Stated exercise:
Restate the whole listing exactly.

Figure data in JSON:

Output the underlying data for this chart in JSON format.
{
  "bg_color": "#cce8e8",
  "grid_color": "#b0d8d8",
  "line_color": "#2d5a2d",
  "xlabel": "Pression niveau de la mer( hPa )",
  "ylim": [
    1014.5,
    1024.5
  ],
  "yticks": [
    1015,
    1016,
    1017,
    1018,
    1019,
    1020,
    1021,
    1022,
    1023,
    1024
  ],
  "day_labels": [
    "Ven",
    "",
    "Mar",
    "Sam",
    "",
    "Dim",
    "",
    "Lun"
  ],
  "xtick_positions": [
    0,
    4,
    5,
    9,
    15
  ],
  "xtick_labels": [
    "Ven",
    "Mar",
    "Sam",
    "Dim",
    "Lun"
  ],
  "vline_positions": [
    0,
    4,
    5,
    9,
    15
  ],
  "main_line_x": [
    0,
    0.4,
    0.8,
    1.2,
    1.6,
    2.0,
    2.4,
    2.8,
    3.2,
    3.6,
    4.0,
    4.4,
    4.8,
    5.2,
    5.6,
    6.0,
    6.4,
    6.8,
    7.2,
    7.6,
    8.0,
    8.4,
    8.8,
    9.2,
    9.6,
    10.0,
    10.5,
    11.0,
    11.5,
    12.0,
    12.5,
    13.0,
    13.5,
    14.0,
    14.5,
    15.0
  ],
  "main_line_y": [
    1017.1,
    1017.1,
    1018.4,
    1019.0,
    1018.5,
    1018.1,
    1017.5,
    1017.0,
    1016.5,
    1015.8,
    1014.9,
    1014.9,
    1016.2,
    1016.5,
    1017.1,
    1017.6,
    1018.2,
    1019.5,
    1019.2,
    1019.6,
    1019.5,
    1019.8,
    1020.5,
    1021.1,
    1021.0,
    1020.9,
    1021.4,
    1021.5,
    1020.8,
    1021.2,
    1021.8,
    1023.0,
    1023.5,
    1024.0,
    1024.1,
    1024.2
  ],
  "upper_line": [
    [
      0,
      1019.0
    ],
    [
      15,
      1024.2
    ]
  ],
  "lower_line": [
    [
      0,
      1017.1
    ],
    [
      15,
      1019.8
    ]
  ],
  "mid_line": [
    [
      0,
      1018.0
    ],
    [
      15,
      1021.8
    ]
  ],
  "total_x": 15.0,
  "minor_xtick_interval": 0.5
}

Final answer:
Output the underlying data for this chart in JSON format.
{
  "bg_color": "#cce8e8",
  "grid_color": "#b0d8d8",
  "line_color": "#2d5a2d",
  "xlabel": "Pression niveau de la mer( hPa )",
  "ylim": [
    1014.5,
    1024.5
  ],
  "yticks": [
    1015,
    1016,
    1017,
    1018,
    1019,
    1020,
    1021,
    1022,
    1023,
    1024
  ],
  "day_labels": [
    "Ven",
    "",
    "Mar",
    "Sam",
    "",
    "Dim",
    "",
    "Lun"
  ],
  "xtick_positions": [
    0,
    4,
    5,
    9,
    15
  ],
  "xtick_labels": [
    "Ven",
    "Mar",
    "Sam",
    "Dim",
    "Lun"
  ],
  "vline_positions": [
    0,
    4,
    5,
    9,
    15
  ],
  "main_line_x": [
    0,
    0.4,
    0.8,
    1.2,
    1.6,
    2.0,
    2.4,
    2.8,
    3.2,
    3.6,
    4.0,
    4.4,
    4.8,
    5.2,
    5.6,
    6.0,
    6.4,
    6.8,
    7.2,
    7.6,
    8.0,
    8.4,
    8.8,
    9.2,
    9.6,
    10.0,
    10.5,
    11.0,
    11.5,
    12.0,
    12.5,
    13.0,
    13.5,
    14.0,
    14.5,
    15.0
  ],
  "main_line_y": [
    1017.1,
    1017.1,
    1018.4,
    1019.0,
    1018.5,
    1018.1,
    1017.5,
    1017.0,
    1016.5,
    1015.8,
    1014.9,
    1014.9,
    1016.2,
    1016.5,
    1017.1,
    1017.6,
    1018.2,
    1019.5,
    1019.2,
    1019.6,
    1019.5,
    1019.8,
    1020.5,
    1021.1,
    1021.0,
    1020.9,
    1021.4,
    1021.5,
    1020.8,
    1021.2,
    1021.8,
    1023.0,
    1023.5,
    1024.0,
    1024.1,
    1024.2
  ],
  "upper_line": [
    [
      0,
      1019.0
    ],
    [
      15,
      1024.2
    ]
  ],
  "lower_line": [
    [
      0,
      1017.1
    ],
    [
      15,
      1019.8
    ]
  ],
  "mid_line": [
    [
      0,
      1018.0
    ],
    [
      15,
      1021.8
    ]
  ],
  "total_x": 15.0,
  "minor_xtick_interval": 0.5
}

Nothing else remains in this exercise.